**BRIEF:** Print every record below exactly as written.

**RECORDS FOR THE EXERCISE:**
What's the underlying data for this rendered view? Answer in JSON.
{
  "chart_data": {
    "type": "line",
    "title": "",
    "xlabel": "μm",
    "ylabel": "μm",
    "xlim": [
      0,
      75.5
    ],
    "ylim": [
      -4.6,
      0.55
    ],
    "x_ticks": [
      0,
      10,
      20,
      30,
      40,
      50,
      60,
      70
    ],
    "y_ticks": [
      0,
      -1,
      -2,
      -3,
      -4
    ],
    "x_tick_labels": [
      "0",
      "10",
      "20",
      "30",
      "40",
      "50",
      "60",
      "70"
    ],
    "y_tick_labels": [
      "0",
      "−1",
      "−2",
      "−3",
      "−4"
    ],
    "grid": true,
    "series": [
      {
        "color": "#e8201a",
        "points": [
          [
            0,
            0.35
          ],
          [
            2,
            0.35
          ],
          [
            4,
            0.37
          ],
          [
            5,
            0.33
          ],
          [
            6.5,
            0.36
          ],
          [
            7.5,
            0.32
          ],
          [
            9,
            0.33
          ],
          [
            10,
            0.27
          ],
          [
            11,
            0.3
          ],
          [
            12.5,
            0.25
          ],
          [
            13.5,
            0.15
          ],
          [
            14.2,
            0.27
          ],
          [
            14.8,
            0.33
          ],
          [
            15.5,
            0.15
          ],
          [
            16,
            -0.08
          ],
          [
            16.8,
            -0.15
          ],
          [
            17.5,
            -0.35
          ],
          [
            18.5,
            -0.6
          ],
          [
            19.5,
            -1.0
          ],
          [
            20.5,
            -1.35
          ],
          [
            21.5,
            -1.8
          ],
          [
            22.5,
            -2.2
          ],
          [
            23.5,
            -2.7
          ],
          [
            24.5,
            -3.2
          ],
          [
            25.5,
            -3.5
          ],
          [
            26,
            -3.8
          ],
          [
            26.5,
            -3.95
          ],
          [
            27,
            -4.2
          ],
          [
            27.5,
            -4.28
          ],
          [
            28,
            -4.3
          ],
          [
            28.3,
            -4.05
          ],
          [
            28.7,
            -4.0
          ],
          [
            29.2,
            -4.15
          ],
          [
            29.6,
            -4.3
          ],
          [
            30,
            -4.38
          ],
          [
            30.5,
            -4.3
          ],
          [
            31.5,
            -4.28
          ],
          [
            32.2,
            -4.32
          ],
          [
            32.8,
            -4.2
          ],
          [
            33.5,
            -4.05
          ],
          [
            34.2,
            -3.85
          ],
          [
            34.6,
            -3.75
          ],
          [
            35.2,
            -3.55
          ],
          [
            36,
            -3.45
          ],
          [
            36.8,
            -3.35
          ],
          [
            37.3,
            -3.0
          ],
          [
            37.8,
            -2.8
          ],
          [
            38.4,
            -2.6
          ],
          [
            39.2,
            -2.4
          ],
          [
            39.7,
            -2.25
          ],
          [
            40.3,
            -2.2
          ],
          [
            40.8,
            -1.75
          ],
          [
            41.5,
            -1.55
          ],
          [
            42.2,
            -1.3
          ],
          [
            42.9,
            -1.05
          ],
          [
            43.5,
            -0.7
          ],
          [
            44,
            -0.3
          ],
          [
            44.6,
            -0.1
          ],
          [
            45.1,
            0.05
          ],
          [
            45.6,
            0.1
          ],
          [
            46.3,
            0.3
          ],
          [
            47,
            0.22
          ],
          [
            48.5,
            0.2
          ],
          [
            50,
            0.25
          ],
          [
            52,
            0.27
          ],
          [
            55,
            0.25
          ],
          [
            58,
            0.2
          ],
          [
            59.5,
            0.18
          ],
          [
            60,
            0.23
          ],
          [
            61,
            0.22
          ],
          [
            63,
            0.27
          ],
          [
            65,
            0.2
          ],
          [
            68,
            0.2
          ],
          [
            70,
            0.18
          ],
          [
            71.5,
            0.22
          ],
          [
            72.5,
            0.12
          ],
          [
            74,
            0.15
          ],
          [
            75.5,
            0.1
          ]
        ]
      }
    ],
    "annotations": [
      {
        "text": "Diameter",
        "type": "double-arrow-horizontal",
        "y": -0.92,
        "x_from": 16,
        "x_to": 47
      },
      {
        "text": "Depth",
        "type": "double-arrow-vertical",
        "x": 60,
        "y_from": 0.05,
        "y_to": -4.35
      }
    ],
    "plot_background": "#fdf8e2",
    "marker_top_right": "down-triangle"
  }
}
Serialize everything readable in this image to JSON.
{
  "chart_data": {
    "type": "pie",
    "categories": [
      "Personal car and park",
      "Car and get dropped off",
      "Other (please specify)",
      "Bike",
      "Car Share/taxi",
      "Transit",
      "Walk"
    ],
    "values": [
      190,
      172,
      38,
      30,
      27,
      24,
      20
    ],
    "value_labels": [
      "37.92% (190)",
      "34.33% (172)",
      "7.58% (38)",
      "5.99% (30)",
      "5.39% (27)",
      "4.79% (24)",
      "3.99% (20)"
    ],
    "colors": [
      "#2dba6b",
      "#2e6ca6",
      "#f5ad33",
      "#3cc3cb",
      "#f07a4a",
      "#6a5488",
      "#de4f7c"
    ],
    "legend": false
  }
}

**COMPLETE OUTPUT:**
What's the underlying data for this rendered view? Answer in JSON.
{
  "chart_data": {
    "type": "line",
    "title": "",
    "xlabel": "μm",
    "ylabel": "μm",
    "xlim": [
      0,
      75.5
    ],
    "ylim": [
      -4.6,
      0.55
    ],
    "x_ticks": [
      0,
      10,
      20,
      30,
      40,
      50,
      60,
      70
    ],
    "y_ticks": [
      0,
      -1,
      -2,
      -3,
      -4
    ],
    "x_tick_labels": [
      "0",
      "10",
      "20",
      "30",
      "40",
      "50",
      "60",
      "70"
    ],
    "y_tick_labels": [
      "0",
      "−1",
      "−2",
      "−3",
      "−4"
    ],
    "grid": true,
    "series": [
      {
        "color": "#e8201a",
        "points": [
          [
            0,
            0.35
          ],
          [
            2,
            0.35
          ],
          [
            4,
            0.37
          ],
          [
            5,
            0.33
          ],
          [
            6.5,
            0.36
          ],
          [
            7.5,
            0.32
          ],
          [
            9,
            0.33
          ],
          [
            10,
            0.27
          ],
          [
            11,
            0.3
          ],
          [
            12.5,
            0.25
          ],
          [
            13.5,
            0.15
          ],
          [
            14.2,
            0.27
          ],
          [
            14.8,
            0.33
          ],
          [
            15.5,
            0.15
          ],
          [
            16,
            -0.08
          ],
          [
            16.8,
            -0.15
          ],
          [
            17.5,
            -0.35
          ],
          [
            18.5,
            -0.6
          ],
          [
            19.5,
            -1.0
          ],
          [
            20.5,
            -1.35
          ],
          [
            21.5,
            -1.8
          ],
          [
            22.5,
            -2.2
          ],
          [
            23.5,
            -2.7
          ],
          [
            24.5,
            -3.2
          ],
          [
            25.5,
            -3.5
          ],
          [
            26,
            -3.8
          ],
          [
            26.5,
            -3.95
          ],
          [
            27,
            -4.2
          ],
          [
            27.5,
            -4.28
          ],
          [
            28,
            -4.3
          ],
          [
            28.3,
            -4.05
          ],
          [
            28.7,
            -4.0
          ],
          [
            29.2,
            -4.15
          ],
          [
            29.6,
            -4.3
          ],
          [
            30,
            -4.38
          ],
          [
            30.5,
            -4.3
          ],
          [
            31.5,
            -4.28
          ],
          [
            32.2,
            -4.32
          ],
          [
            32.8,
            -4.2
          ],
          [
            33.5,
            -4.05
          ],
          [
            34.2,
            -3.85
          ],
          [
            34.6,
            -3.75
          ],
          [
            35.2,
            -3.55
          ],
          [
            36,
            -3.45
          ],
          [
            36.8,
            -3.35
          ],
          [
            37.3,
            -3.0
          ],
          [
            37.8,
            -2.8
          ],
          [
            38.4,
            -2.6
          ],
          [
            39.2,
            -2.4
          ],
          [
            39.7,
            -2.25
          ],
          [
            40.3,
            -2.2
          ],
          [
            40.8,
            -1.75
          ],
          [
            41.5,
            -1.55
          ],
          [
            42.2,
            -1.3
          ],
          [
            42.9,
            -1.05
          ],
          [
            43.5,
            -0.7
          ],
          [
            44,
            -0.3
          ],
          [
            44.6,
            -0.1
          ],
          [
            45.1,
            0.05
          ],
          [
            45.6,
            0.1
          ],
          [
            46.3,
            0.3
          ],
          [
            47,
            0.22
          ],
          [
            48.5,
            0.2
          ],
          [
            50,
            0.25
          ],
          [
            52,
            0.27
          ],
          [
            55,
            0.25
          ],
          [
            58,
            0.2
          ],
          [
            59.5,
            0.18
          ],
          [
            60,
            0.23
          ],
          [
            61,
            0.22
          ],
          [
            63,
            0.27
          ],
          [
            65,
            0.2
          ],
          [
            68,
            0.2
          ],
          [
            70,
            0.18
          ],
          [
            71.5,
            0.22
          ],
          [
            72.5,
            0.12
          ],
          [
            74,
            0.15
          ],
          [
            75.5,
            0.1
          ]
        ]
      }
    ],
    "annotations": [
      {
        "text": "Diameter",
        "type": "double-arrow-horizontal",
        "y": -0.92,
        "x_from": 16,
        "x_to": 47
      },
      {
        "text": "Depth",
        "type": "double-arrow-vertical",
        "x": 60,
        "y_from": 0.05,
        "y_to": -4.35
      }
    ],
    "plot_background": "#fdf8e2",
    "marker_top_right": "down-triangle"
  }
}
Serialize everything readable in this image to JSON.
{
  "chart_data": {
    "type": "pie",
    "categories": [
      "Personal car and park",
      "Car and get dropped off",
      "Other (please specify)",
      "Bike",
      "Car Share/taxi",
      "Transit",
      "Walk"
    ],
    "values": [
      190,
      172,
      38,
      30,
      27,
      24,
      20
    ],
    "value_labels": [
      "37.92% (190)",
      "34.33% (172)",
      "7.58% (38)",
      "5.99% (30)",
      "5.39% (27)",
      "4.79% (24)",
      "3.99% (20)"
    ],
    "colors": [
      "#2dba6b",
      "#2e6ca6",
      "#f5ad33",
      "#3cc3cb",
      "#f07a4a",
      "#6a5488",
      "#de4f7c"
    ],
    "legend": false
  }
}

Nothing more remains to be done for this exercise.